From the entries provided below, copy each line that contains the word "lạnh".

## start

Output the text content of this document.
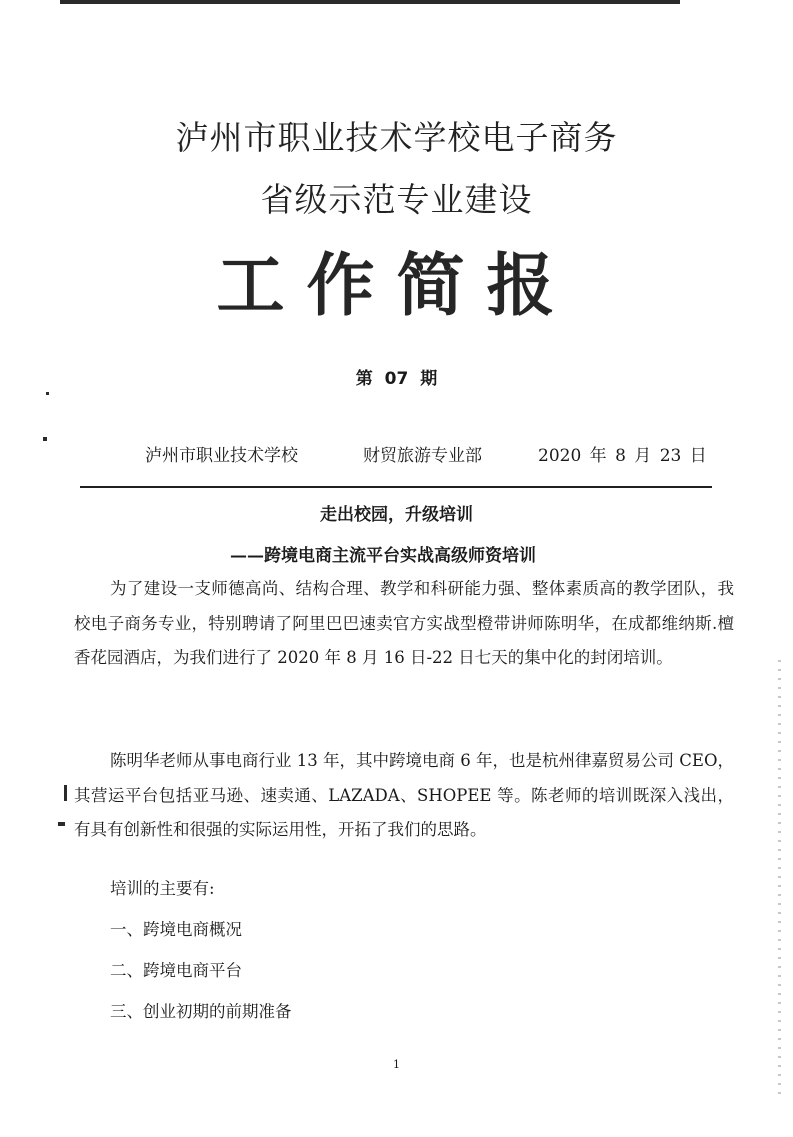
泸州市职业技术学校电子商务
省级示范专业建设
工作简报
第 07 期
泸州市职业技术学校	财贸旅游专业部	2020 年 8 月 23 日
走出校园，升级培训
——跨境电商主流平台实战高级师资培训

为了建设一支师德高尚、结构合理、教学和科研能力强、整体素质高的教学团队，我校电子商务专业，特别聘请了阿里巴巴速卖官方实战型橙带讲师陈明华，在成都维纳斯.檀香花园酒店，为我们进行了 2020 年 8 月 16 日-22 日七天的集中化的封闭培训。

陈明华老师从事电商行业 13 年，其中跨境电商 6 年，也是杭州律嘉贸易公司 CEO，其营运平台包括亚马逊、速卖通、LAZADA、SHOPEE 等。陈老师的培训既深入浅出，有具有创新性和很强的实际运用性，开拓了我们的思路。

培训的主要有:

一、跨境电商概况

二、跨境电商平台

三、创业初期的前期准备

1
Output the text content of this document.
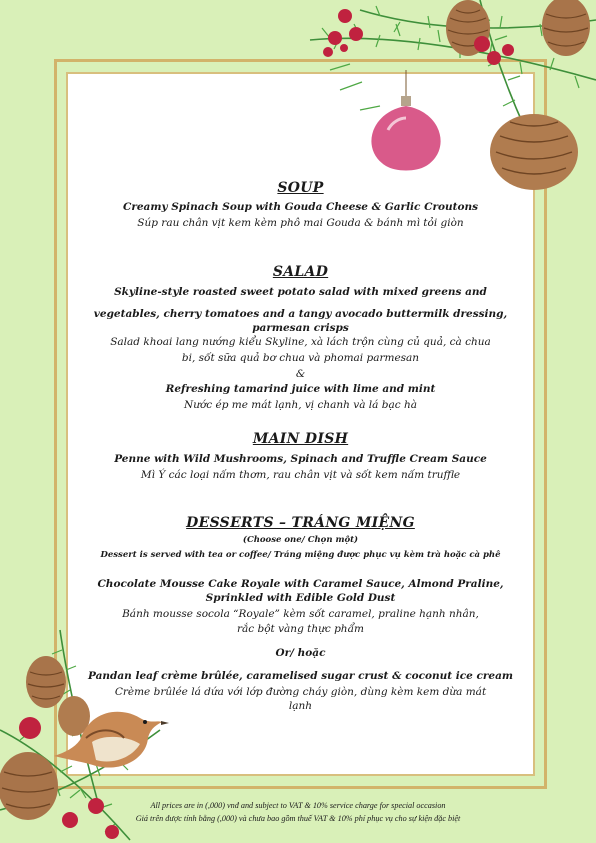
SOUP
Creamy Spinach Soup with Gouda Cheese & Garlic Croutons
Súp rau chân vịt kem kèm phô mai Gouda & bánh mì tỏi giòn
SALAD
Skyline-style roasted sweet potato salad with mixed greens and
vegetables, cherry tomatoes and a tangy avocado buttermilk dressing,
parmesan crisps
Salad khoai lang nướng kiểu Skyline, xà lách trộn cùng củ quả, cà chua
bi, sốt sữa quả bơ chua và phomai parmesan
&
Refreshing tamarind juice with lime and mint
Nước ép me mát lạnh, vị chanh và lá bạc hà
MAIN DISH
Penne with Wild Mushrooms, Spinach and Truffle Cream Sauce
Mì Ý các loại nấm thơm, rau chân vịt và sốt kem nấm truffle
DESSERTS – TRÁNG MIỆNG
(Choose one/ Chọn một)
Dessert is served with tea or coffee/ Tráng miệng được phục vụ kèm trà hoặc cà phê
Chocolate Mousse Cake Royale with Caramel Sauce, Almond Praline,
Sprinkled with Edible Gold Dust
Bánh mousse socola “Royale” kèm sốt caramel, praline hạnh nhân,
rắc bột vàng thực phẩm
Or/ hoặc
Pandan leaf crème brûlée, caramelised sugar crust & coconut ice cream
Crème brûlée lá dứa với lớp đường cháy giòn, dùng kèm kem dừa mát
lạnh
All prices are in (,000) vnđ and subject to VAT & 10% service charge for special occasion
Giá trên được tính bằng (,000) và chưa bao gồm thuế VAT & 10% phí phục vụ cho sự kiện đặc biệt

## end

TASK OUTPUT:
Nước ép me mát lạnh, vị chanh và lá bạc hà
lạnh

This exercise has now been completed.